■ **STATED GOAL**
Restate the entries below verbatim.

*****

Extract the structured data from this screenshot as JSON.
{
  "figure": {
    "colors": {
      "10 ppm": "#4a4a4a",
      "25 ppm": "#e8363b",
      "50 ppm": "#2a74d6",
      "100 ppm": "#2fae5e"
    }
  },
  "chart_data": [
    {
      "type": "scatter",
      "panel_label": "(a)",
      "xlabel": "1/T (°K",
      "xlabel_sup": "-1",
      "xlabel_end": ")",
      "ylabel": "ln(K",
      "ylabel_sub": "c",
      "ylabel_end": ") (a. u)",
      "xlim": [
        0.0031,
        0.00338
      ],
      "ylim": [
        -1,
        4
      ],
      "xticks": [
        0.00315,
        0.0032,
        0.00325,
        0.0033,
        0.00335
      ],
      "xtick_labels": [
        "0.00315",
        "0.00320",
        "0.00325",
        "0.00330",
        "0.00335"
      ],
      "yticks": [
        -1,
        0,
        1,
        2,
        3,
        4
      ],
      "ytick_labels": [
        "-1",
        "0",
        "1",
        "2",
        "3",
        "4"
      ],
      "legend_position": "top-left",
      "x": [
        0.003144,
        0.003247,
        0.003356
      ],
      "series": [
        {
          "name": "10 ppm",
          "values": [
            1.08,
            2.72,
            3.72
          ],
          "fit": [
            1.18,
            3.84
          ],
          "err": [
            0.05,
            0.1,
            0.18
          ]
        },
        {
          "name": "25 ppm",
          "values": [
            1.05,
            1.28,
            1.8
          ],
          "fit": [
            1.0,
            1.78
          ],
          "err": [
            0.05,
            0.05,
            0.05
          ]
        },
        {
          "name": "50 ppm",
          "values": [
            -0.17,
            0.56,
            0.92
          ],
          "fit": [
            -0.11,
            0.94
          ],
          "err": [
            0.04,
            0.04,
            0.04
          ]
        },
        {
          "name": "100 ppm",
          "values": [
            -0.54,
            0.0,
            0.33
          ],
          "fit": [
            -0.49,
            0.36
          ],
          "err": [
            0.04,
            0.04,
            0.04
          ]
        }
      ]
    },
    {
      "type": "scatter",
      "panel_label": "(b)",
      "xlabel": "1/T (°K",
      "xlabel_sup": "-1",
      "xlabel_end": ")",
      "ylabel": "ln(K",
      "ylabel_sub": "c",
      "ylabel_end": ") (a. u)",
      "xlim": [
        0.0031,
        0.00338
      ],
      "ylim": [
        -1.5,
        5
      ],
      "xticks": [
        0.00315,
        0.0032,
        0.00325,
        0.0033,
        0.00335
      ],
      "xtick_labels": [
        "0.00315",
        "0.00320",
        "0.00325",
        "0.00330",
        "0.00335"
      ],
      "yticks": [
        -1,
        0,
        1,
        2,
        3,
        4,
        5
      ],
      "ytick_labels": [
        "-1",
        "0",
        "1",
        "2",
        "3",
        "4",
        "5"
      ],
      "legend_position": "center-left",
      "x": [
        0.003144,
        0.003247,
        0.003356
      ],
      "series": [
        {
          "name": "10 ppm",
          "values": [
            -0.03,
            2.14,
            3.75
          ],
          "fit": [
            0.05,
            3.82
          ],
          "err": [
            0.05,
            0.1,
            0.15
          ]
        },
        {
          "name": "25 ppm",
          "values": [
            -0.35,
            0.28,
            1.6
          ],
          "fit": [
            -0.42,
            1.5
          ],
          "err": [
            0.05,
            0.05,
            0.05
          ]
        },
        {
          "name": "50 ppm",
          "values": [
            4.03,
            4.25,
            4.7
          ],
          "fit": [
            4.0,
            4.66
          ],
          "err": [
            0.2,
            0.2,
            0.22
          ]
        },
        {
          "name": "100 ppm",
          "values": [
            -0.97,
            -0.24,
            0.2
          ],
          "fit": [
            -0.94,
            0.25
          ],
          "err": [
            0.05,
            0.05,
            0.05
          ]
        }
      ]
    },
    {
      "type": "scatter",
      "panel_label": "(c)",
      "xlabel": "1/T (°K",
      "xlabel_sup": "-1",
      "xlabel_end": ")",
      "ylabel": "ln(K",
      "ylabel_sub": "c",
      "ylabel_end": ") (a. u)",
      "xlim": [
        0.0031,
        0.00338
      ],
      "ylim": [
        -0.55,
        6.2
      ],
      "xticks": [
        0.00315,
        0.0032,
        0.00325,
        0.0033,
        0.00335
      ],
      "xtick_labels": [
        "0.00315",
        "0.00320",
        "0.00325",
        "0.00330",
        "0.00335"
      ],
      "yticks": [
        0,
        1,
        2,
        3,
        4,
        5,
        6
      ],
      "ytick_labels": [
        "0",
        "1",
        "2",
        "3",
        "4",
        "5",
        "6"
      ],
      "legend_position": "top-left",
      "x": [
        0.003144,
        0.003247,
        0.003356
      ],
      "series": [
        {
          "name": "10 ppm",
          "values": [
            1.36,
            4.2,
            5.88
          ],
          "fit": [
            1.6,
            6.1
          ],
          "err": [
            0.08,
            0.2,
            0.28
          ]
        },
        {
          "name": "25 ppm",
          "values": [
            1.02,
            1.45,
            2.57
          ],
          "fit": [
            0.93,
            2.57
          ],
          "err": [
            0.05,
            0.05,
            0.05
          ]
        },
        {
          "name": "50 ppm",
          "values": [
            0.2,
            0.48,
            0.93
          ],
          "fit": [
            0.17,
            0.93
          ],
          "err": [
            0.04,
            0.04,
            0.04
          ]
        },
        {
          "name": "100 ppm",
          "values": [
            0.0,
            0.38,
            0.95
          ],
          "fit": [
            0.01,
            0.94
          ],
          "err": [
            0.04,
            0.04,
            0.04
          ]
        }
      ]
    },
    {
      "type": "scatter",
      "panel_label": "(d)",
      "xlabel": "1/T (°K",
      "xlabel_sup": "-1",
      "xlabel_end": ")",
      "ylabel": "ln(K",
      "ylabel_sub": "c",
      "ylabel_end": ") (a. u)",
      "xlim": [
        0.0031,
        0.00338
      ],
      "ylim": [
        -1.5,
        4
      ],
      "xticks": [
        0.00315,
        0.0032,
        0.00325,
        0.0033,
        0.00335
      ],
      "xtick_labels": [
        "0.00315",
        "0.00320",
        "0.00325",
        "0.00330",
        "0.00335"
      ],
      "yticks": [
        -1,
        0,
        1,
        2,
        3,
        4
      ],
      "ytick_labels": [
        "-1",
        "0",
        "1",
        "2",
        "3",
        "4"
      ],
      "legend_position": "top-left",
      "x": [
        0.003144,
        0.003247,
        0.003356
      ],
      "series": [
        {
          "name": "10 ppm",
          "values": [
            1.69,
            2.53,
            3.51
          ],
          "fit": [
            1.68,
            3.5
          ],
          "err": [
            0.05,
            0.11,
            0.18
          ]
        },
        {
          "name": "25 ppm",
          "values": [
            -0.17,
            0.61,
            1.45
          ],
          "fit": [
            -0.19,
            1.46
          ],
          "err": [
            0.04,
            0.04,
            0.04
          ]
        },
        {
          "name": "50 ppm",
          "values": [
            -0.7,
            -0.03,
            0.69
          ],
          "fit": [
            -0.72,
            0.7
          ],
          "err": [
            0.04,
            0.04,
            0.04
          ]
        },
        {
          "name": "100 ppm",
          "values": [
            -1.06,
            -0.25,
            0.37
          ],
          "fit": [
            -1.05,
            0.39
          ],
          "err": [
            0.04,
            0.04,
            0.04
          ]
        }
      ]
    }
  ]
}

*****

■ **WRITTEN SOLUTION**
Extract the structured data from this screenshot as JSON.
{
  "figure": {
    "colors": {
      "10 ppm": "#4a4a4a",
      "25 ppm": "#e8363b",
      "50 ppm": "#2a74d6",
      "100 ppm": "#2fae5e"
    }
  },
  "chart_data": [
    {
      "type": "scatter",
      "panel_label": "(a)",
      "xlabel": "1/T (°K",
      "xlabel_sup": "-1",
      "xlabel_end": ")",
      "ylabel": "ln(K",
      "ylabel_sub": "c",
      "ylabel_end": ") (a. u)",
      "xlim": [
        0.0031,
        0.00338
      ],
      "ylim": [
        -1,
        4
      ],
      "xticks": [
        0.00315,
        0.0032,
        0.00325,
        0.0033,
        0.00335
      ],
      "xtick_labels": [
        "0.00315",
        "0.00320",
        "0.00325",
        "0.00330",
        "0.00335"
      ],
      "yticks": [
        -1,
        0,
        1,
        2,
        3,
        4
      ],
      "ytick_labels": [
        "-1",
        "0",
        "1",
        "2",
        "3",
        "4"
      ],
      "legend_position": "top-left",
      "x": [
        0.003144,
        0.003247,
        0.003356
      ],
      "series": [
        {
          "name": "10 ppm",
          "values": [
            1.08,
            2.72,
            3.72
          ],
          "fit": [
            1.18,
            3.84
          ],
          "err": [
            0.05,
            0.1,
            0.18
          ]
        },
        {
          "name": "25 ppm",
          "values": [
            1.05,
            1.28,
            1.8
          ],
          "fit": [
            1.0,
            1.78
          ],
          "err": [
            0.05,
            0.05,
            0.05
          ]
        },
        {
          "name": "50 ppm",
          "values": [
            -0.17,
            0.56,
            0.92
          ],
          "fit": [
            -0.11,
            0.94
          ],
          "err": [
            0.04,
            0.04,
            0.04
          ]
        },
        {
          "name": "100 ppm",
          "values": [
            -0.54,
            0.0,
            0.33
          ],
          "fit": [
            -0.49,
            0.36
          ],
          "err": [
            0.04,
            0.04,
            0.04
          ]
        }
      ]
    },
    {
      "type": "scatter",
      "panel_label": "(b)",
      "xlabel": "1/T (°K",
      "xlabel_sup": "-1",
      "xlabel_end": ")",
      "ylabel": "ln(K",
      "ylabel_sub": "c",
      "ylabel_end": ") (a. u)",
      "xlim": [
        0.0031,
        0.00338
      ],
      "ylim": [
        -1.5,
        5
      ],
      "xticks": [
        0.00315,
        0.0032,
        0.00325,
        0.0033,
        0.00335
      ],
      "xtick_labels": [
        "0.00315",
        "0.00320",
        "0.00325",
        "0.00330",
        "0.00335"
      ],
      "yticks": [
        -1,
        0,
        1,
        2,
        3,
        4,
        5
      ],
      "ytick_labels": [
        "-1",
        "0",
        "1",
        "2",
        "3",
        "4",
        "5"
      ],
      "legend_position": "center-left",
      "x": [
        0.003144,
        0.003247,
        0.003356
      ],
      "series": [
        {
          "name": "10 ppm",
          "values": [
            -0.03,
            2.14,
            3.75
          ],
          "fit": [
            0.05,
            3.82
          ],
          "err": [
            0.05,
            0.1,
            0.15
          ]
        },
        {
          "name": "25 ppm",
          "values": [
            -0.35,
            0.28,
            1.6
          ],
          "fit": [
            -0.42,
            1.5
          ],
          "err": [
            0.05,
            0.05,
            0.05
          ]
        },
        {
          "name": "50 ppm",
          "values": [
            4.03,
            4.25,
            4.7
          ],
          "fit": [
            4.0,
            4.66
          ],
          "err": [
            0.2,
            0.2,
            0.22
          ]
        },
        {
          "name": "100 ppm",
          "values": [
            -0.97,
            -0.24,
            0.2
          ],
          "fit": [
            -0.94,
            0.25
          ],
          "err": [
            0.05,
            0.05,
            0.05
          ]
        }
      ]
    },
    {
      "type": "scatter",
      "panel_label": "(c)",
      "xlabel": "1/T (°K",
      "xlabel_sup": "-1",
      "xlabel_end": ")",
      "ylabel": "ln(K",
      "ylabel_sub": "c",
      "ylabel_end": ") (a. u)",
      "xlim": [
        0.0031,
        0.00338
      ],
      "ylim": [
        -0.55,
        6.2
      ],
      "xticks": [
        0.00315,
        0.0032,
        0.00325,
        0.0033,
        0.00335
      ],
      "xtick_labels": [
        "0.00315",
        "0.00320",
        "0.00325",
        "0.00330",
        "0.00335"
      ],
      "yticks": [
        0,
        1,
        2,
        3,
        4,
        5,
        6
      ],
      "ytick_labels": [
        "0",
        "1",
        "2",
        "3",
        "4",
        "5",
        "6"
      ],
      "legend_position": "top-left",
      "x": [
        0.003144,
        0.003247,
        0.003356
      ],
      "series": [
        {
          "name": "10 ppm",
          "values": [
            1.36,
            4.2,
            5.88
          ],
          "fit": [
            1.6,
            6.1
          ],
          "err": [
            0.08,
            0.2,
            0.28
          ]
        },
        {
          "name": "25 ppm",
          "values": [
            1.02,
            1.45,
            2.57
          ],
          "fit": [
            0.93,
            2.57
          ],
          "err": [
            0.05,
            0.05,
            0.05
          ]
        },
        {
          "name": "50 ppm",
          "values": [
            0.2,
            0.48,
            0.93
          ],
          "fit": [
            0.17,
            0.93
          ],
          "err": [
            0.04,
            0.04,
            0.04
          ]
        },
        {
          "name": "100 ppm",
          "values": [
            0.0,
            0.38,
            0.95
          ],
          "fit": [
            0.01,
            0.94
          ],
          "err": [
            0.04,
            0.04,
            0.04
          ]
        }
      ]
    },
    {
      "type": "scatter",
      "panel_label": "(d)",
      "xlabel": "1/T (°K",
      "xlabel_sup": "-1",
      "xlabel_end": ")",
      "ylabel": "ln(K",
      "ylabel_sub": "c",
      "ylabel_end": ") (a. u)",
      "xlim": [
        0.0031,
        0.00338
      ],
      "ylim": [
        -1.5,
        4
      ],
      "xticks": [
        0.00315,
        0.0032,
        0.00325,
        0.0033,
        0.00335
      ],
      "xtick_labels": [
        "0.00315",
        "0.00320",
        "0.00325",
        "0.00330",
        "0.00335"
      ],
      "yticks": [
        -1,
        0,
        1,
        2,
        3,
        4
      ],
      "ytick_labels": [
        "-1",
        "0",
        "1",
        "2",
        "3",
        "4"
      ],
      "legend_position": "top-left",
      "x": [
        0.003144,
        0.003247,
        0.003356
      ],
      "series": [
        {
          "name": "10 ppm",
          "values": [
            1.69,
            2.53,
            3.51
          ],
          "fit": [
            1.68,
            3.5
          ],
          "err": [
            0.05,
            0.11,
            0.18
          ]
        },
        {
          "name": "25 ppm",
          "values": [
            -0.17,
            0.61,
            1.45
          ],
          "fit": [
            -0.19,
            1.46
          ],
          "err": [
            0.04,
            0.04,
            0.04
          ]
        },
        {
          "name": "50 ppm",
          "values": [
            -0.7,
            -0.03,
            0.69
          ],
          "fit": [
            -0.72,
            0.7
          ],
          "err": [
            0.04,
            0.04,
            0.04
          ]
        },
        {
          "name": "100 ppm",
          "values": [
            -1.06,
            -0.25,
            0.37
          ],
          "fit": [
            -1.05,
            0.39
          ],
          "err": [
            0.04,
            0.04,
            0.04
          ]
        }
      ]
    }
  ]
}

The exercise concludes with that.